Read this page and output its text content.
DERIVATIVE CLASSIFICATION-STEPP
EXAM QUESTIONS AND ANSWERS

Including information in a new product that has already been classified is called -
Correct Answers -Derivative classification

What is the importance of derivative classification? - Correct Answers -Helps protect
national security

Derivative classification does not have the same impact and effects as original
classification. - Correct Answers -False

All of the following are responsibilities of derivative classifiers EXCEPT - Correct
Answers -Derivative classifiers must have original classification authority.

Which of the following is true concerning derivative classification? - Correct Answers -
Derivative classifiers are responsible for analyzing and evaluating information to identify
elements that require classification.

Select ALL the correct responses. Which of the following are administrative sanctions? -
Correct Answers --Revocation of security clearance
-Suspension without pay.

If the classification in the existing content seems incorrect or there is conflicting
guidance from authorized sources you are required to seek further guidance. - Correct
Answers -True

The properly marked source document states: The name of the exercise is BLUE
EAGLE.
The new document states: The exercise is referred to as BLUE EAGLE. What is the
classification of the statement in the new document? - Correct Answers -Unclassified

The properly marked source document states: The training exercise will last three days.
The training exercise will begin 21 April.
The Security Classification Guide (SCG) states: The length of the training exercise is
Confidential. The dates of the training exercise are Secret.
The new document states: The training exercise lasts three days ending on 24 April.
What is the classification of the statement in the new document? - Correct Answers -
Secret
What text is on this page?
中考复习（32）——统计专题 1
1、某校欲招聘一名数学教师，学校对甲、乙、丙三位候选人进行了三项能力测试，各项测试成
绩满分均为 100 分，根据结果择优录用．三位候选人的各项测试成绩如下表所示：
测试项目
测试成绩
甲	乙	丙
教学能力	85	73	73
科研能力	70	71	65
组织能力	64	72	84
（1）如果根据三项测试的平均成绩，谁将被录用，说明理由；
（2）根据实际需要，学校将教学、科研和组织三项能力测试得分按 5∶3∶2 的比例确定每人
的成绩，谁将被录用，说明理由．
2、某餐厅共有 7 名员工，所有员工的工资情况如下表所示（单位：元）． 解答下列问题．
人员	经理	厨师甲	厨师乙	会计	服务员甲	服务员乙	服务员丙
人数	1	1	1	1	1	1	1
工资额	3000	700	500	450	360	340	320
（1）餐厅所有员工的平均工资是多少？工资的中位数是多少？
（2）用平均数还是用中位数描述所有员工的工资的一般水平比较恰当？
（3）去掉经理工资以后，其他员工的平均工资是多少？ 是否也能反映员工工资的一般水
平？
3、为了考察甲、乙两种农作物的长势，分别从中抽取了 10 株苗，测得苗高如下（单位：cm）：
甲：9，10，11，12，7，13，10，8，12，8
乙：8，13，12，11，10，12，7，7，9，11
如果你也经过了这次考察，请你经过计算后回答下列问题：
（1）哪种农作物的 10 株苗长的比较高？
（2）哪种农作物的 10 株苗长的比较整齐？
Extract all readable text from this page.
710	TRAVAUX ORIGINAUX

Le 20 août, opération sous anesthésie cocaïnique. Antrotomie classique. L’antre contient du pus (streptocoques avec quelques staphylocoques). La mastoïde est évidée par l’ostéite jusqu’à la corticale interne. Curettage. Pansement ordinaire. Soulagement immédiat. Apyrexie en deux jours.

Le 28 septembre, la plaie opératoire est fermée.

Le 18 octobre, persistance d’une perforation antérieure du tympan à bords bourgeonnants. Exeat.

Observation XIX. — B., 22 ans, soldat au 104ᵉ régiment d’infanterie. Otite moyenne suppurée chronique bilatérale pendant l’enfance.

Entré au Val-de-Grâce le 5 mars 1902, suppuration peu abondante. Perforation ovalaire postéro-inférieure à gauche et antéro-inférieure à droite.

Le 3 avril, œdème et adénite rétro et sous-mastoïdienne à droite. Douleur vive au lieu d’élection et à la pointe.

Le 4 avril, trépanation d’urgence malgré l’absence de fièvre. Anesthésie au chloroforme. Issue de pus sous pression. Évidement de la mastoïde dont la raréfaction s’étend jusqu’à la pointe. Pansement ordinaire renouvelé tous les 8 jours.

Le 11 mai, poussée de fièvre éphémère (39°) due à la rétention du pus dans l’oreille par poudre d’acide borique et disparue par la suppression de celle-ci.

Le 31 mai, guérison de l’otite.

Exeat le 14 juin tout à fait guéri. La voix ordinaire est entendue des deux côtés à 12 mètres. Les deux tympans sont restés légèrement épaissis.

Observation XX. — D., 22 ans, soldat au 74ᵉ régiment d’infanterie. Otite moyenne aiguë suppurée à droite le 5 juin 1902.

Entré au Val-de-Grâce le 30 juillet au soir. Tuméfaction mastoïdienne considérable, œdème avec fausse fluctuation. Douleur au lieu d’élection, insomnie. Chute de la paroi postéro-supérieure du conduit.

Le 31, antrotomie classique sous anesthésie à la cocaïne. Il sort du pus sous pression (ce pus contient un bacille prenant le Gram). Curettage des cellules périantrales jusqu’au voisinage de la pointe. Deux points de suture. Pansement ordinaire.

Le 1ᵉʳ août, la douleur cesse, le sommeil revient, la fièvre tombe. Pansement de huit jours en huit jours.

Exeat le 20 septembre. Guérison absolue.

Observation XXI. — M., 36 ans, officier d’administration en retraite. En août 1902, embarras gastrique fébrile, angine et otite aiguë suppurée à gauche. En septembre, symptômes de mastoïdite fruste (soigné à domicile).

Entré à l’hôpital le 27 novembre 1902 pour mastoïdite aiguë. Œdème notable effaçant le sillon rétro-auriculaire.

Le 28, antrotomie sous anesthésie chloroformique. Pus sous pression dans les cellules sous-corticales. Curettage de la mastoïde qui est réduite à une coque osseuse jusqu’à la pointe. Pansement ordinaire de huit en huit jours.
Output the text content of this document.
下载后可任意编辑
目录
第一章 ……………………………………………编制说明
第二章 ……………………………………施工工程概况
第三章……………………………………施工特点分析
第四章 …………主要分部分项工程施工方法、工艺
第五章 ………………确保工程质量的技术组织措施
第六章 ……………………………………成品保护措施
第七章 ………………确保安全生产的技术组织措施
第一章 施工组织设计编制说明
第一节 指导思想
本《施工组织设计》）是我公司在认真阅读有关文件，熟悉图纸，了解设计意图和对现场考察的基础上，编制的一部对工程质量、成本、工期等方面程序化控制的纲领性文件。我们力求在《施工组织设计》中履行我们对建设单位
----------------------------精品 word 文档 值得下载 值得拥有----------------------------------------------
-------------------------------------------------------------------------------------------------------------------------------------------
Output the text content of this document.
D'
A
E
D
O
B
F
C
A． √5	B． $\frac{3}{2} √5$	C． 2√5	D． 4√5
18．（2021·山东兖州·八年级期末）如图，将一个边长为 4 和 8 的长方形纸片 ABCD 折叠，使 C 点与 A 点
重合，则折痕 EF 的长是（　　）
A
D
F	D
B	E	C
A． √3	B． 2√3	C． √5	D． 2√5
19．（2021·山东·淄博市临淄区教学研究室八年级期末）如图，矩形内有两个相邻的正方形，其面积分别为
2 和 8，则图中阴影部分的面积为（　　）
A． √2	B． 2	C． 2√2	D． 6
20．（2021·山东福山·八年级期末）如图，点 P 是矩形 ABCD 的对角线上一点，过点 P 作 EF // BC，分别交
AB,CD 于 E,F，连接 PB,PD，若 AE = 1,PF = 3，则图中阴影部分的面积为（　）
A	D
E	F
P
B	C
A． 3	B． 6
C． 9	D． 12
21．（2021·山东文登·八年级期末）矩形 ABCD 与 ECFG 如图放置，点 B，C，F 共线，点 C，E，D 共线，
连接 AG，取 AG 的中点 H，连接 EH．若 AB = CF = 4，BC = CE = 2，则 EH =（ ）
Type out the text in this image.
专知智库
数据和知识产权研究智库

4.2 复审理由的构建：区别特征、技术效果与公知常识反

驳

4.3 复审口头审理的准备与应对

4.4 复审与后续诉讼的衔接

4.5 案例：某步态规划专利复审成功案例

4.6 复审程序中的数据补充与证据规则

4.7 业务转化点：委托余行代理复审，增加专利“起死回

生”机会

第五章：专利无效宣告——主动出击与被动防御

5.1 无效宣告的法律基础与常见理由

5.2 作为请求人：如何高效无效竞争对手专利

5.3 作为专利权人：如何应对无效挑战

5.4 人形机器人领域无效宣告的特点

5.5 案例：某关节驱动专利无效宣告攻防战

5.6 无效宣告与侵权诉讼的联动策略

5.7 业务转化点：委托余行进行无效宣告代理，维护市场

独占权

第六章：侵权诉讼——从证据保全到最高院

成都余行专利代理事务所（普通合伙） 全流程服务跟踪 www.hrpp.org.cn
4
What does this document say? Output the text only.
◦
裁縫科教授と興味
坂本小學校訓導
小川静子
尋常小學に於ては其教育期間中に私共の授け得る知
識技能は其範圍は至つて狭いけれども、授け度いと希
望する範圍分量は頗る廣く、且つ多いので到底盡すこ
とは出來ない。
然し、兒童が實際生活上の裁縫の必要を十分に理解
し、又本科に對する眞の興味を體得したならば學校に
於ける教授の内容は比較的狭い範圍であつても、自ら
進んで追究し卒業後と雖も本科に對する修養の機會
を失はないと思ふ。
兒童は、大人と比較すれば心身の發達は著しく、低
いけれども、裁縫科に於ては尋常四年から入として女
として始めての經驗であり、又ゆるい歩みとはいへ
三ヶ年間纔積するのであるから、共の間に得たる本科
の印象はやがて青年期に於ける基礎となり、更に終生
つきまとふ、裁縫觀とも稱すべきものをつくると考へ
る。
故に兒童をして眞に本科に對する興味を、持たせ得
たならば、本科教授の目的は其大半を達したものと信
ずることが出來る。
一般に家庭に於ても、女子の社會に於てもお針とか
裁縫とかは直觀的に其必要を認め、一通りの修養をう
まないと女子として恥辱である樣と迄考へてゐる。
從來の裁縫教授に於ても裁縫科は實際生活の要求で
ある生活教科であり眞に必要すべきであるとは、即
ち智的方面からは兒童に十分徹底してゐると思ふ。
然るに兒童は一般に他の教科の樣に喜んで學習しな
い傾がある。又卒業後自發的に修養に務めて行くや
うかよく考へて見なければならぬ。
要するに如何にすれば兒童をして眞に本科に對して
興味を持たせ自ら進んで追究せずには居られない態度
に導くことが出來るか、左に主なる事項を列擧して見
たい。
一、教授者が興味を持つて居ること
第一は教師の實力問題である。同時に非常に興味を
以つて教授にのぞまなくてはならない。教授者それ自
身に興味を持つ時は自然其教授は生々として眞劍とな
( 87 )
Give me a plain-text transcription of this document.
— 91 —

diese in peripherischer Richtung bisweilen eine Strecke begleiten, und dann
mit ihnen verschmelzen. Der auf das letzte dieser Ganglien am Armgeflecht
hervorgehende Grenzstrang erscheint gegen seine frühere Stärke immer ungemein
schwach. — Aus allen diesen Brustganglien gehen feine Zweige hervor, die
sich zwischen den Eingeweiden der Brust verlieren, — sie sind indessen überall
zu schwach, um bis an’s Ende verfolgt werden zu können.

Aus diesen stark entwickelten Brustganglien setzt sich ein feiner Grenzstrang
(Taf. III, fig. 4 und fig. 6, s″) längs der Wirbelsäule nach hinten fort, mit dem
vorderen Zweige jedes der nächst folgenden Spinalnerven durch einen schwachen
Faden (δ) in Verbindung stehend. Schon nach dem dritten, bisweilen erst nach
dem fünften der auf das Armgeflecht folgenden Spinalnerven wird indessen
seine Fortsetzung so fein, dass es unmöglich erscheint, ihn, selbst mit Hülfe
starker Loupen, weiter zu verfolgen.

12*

> **What you are asked to do**
Only the number is wanted: how many lines above include the word "Observation"?

> **Final result**
3